» **Task description**
Only the number is needed: how many lines of the records include "Tháng"?

☆ ☆ ☆ ☆

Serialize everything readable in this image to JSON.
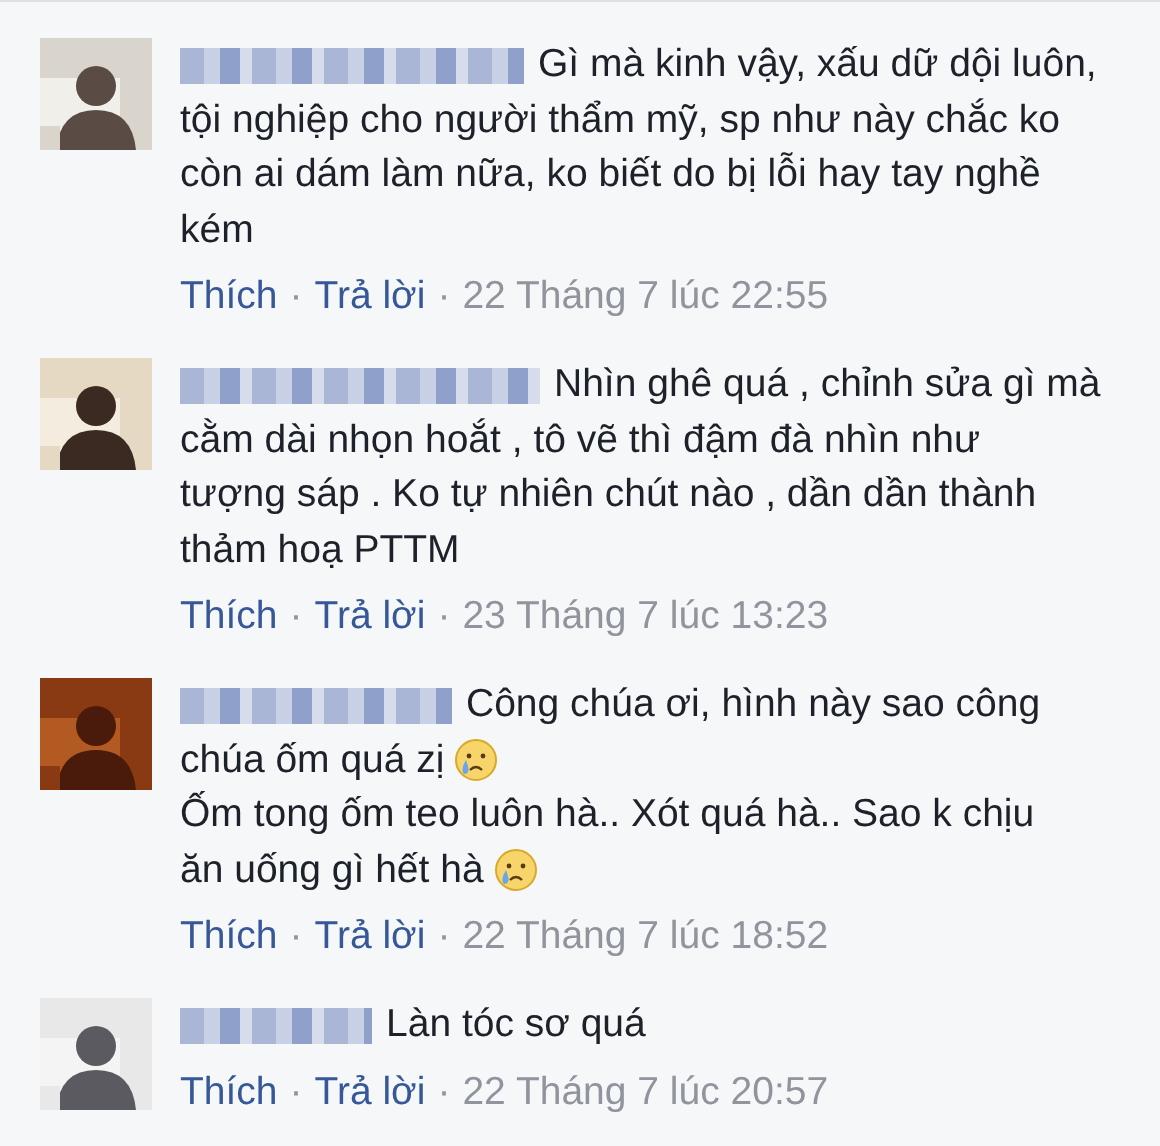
{
  "comments": [
    {
      "lines": [
        {
          "text": "Gì mà kinh vậy, xấu dữ dội luôn,",
          "emoji": false
        },
        {
          "text": "tội nghiệp cho người thẩm mỹ, sp như này chắc ko",
          "emoji": false
        },
        {
          "text": "còn ai dám làm nữa, ko biết do bị lỗi hay tay nghề",
          "emoji": false
        },
        {
          "text": "kém",
          "emoji": false
        }
      ],
      "like": "Thích",
      "reply": "Trả lời",
      "separators": [
        "·",
        "·"
      ],
      "time": "22 Tháng 7 lúc 22:55"
    },
    {
      "lines": [
        {
          "text": "Nhìn ghê quá , chỉnh sửa gì mà",
          "emoji": false
        },
        {
          "text": "cằm dài nhọn hoắt , tô vẽ thì đậm đà nhìn như",
          "emoji": false
        },
        {
          "text": "tượng sáp . Ko tự nhiên chút nào , dần dần thành",
          "emoji": false
        },
        {
          "text": "thảm hoạ PTTM",
          "emoji": false
        }
      ],
      "like": "Thích",
      "reply": "Trả lời",
      "separators": [
        "·",
        "·"
      ],
      "time": "23 Tháng 7 lúc 13:23"
    },
    {
      "lines": [
        {
          "text": "Công chúa ơi, hình này sao công",
          "emoji": false
        },
        {
          "text": "chúa ốm quá zị",
          "emoji": true
        },
        {
          "text": "Ốm tong ốm teo luôn hà.. Xót quá hà.. Sao k chịu",
          "emoji": false
        },
        {
          "text": "ăn uống gì hết hà",
          "emoji": true
        }
      ],
      "like": "Thích",
      "reply": "Trả lời",
      "separators": [
        "·",
        "·"
      ],
      "time": "22 Tháng 7 lúc 18:52"
    },
    {
      "lines": [
        {
          "text": "Làn tóc sơ quá",
          "emoji": false
        }
      ],
      "like": "Thích",
      "reply": "Trả lời",
      "separators": [
        "·",
        "·"
      ],
      "time": "22 Tháng 7 lúc 20:57"
    }
  ]
}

☆ ☆ ☆ ☆

» **Solution to this exercise**
4